§ **TASK DESCRIPTION**:
Check each line of the material below, and copy it if it holds the string "name".

§ **Dataset entries on figures**:
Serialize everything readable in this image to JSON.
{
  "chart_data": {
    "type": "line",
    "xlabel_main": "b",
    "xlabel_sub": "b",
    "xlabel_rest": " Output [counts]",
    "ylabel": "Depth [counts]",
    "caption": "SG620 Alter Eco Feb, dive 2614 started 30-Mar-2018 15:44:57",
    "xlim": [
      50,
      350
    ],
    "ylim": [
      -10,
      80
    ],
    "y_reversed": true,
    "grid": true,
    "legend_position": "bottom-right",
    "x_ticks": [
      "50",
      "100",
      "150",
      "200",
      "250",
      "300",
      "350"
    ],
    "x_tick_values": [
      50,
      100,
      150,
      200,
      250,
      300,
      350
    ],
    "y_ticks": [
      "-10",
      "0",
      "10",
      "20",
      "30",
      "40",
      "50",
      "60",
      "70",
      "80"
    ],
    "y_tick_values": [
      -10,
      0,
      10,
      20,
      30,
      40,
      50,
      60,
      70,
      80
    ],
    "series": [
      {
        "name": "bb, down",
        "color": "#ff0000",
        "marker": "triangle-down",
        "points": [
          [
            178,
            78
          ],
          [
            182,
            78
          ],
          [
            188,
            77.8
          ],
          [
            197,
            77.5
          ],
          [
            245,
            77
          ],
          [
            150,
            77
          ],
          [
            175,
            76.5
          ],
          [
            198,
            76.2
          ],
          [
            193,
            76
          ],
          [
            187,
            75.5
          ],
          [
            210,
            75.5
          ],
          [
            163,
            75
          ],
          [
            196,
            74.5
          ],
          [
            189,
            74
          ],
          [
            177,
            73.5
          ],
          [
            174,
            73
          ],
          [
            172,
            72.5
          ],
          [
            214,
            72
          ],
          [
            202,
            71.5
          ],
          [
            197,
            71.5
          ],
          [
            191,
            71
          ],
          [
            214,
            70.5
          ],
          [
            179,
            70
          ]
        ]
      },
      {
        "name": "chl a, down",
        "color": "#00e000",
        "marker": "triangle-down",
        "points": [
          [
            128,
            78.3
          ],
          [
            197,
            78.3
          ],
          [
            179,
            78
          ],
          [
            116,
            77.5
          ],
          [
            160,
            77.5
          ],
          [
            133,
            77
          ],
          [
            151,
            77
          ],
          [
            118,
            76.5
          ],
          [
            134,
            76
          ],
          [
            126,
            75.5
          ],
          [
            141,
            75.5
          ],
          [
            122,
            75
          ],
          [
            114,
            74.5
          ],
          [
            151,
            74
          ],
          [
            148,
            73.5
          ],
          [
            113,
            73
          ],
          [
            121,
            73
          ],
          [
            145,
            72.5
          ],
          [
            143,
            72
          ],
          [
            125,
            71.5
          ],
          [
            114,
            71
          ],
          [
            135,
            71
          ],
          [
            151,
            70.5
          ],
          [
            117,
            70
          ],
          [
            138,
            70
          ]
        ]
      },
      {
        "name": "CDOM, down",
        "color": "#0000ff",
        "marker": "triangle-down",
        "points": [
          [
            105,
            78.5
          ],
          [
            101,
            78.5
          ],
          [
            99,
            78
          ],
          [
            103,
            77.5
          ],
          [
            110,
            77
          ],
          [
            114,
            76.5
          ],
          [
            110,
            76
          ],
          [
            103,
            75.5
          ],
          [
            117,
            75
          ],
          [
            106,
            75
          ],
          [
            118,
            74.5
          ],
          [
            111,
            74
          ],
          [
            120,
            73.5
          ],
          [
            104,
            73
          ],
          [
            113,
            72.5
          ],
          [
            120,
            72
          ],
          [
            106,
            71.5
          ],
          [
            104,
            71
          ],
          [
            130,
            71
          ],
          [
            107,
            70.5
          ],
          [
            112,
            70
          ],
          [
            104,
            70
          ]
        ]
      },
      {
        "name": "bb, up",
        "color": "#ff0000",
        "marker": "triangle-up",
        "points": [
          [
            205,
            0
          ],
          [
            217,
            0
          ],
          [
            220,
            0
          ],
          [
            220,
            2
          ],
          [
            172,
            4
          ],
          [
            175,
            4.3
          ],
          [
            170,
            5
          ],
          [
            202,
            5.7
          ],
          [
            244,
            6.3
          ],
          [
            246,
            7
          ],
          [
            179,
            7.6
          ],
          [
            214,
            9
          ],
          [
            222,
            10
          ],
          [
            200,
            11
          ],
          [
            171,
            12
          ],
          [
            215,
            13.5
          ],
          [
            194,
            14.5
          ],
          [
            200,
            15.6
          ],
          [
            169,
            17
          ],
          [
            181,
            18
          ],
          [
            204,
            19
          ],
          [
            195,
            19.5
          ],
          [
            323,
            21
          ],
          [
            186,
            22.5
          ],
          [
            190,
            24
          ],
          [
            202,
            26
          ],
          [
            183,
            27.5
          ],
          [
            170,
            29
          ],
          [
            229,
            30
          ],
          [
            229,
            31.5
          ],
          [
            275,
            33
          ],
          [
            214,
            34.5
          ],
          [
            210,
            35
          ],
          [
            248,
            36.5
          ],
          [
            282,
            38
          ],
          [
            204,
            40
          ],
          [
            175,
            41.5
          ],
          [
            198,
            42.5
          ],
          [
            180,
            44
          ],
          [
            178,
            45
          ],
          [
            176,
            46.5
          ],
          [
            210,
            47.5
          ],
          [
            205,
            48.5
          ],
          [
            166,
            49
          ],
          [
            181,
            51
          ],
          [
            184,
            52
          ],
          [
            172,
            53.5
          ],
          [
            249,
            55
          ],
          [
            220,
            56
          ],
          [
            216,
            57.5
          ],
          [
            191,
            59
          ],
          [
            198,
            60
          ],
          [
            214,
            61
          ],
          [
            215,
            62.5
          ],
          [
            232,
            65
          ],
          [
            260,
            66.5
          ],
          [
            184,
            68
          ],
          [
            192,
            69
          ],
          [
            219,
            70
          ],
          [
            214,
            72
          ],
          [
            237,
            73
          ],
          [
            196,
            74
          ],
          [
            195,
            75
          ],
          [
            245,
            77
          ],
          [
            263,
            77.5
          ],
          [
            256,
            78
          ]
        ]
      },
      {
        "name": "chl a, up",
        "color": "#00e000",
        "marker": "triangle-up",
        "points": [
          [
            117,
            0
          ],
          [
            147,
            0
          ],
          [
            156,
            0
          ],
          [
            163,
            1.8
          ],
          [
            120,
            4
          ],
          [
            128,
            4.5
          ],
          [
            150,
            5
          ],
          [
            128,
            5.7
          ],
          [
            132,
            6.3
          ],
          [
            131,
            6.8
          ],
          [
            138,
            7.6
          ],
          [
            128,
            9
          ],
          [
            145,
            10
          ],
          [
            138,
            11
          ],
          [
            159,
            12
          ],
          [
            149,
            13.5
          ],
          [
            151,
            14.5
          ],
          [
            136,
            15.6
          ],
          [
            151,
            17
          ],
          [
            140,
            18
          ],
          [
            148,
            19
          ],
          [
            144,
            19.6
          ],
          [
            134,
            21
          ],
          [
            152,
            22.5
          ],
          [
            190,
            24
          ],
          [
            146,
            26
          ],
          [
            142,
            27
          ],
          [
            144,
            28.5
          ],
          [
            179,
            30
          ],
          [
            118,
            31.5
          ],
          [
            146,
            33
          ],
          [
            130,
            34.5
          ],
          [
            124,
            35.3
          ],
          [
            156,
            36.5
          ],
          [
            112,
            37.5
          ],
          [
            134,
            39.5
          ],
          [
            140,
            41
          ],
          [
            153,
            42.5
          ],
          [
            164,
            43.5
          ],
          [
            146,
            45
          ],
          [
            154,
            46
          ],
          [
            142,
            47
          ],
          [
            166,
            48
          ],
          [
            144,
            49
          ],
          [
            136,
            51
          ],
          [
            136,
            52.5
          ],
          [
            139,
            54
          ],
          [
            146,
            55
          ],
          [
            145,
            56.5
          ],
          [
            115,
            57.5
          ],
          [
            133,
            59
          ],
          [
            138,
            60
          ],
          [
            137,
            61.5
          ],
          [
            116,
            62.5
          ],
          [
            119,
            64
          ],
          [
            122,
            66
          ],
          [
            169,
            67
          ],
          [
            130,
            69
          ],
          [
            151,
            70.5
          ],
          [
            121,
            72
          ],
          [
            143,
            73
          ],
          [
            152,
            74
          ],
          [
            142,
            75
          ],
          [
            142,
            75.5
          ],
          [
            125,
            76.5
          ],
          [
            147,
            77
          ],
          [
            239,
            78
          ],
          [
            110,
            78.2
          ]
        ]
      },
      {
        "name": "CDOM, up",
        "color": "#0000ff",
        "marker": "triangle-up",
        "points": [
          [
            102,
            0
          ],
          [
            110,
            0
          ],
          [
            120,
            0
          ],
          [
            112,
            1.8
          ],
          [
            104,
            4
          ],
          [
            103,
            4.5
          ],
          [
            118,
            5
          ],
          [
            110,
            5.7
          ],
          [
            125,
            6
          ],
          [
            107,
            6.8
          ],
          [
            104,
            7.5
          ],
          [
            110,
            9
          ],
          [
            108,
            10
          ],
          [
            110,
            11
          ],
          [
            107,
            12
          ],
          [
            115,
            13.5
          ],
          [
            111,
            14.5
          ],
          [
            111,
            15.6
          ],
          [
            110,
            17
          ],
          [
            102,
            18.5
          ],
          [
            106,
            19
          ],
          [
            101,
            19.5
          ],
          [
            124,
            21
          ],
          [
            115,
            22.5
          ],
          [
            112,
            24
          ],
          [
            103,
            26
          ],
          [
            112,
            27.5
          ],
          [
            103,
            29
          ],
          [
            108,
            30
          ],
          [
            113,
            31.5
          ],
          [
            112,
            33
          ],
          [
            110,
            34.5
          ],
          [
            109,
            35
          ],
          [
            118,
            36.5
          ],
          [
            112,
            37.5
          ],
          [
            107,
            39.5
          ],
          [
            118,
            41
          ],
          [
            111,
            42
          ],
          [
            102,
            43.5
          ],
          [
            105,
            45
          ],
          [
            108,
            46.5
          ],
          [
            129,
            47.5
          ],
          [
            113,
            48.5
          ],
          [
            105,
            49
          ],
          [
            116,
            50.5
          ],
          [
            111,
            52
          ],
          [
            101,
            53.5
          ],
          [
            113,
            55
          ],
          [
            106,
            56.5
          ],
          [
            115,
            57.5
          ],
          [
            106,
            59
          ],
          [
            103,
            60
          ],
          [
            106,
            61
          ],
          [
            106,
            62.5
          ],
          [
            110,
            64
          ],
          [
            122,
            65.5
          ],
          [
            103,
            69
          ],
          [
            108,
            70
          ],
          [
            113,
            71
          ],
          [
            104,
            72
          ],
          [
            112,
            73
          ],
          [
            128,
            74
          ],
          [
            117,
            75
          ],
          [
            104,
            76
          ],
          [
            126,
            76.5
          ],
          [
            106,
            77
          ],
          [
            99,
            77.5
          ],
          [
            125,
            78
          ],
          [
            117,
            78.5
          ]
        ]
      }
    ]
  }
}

§ **ANSWER TO THE PROBLEM**:
        "name": "bb, down",
        "name": "chl a, down",
        "name": "CDOM, down",
        "name": "bb, up",
        "name": "chl a, up",
        "name": "CDOM, up",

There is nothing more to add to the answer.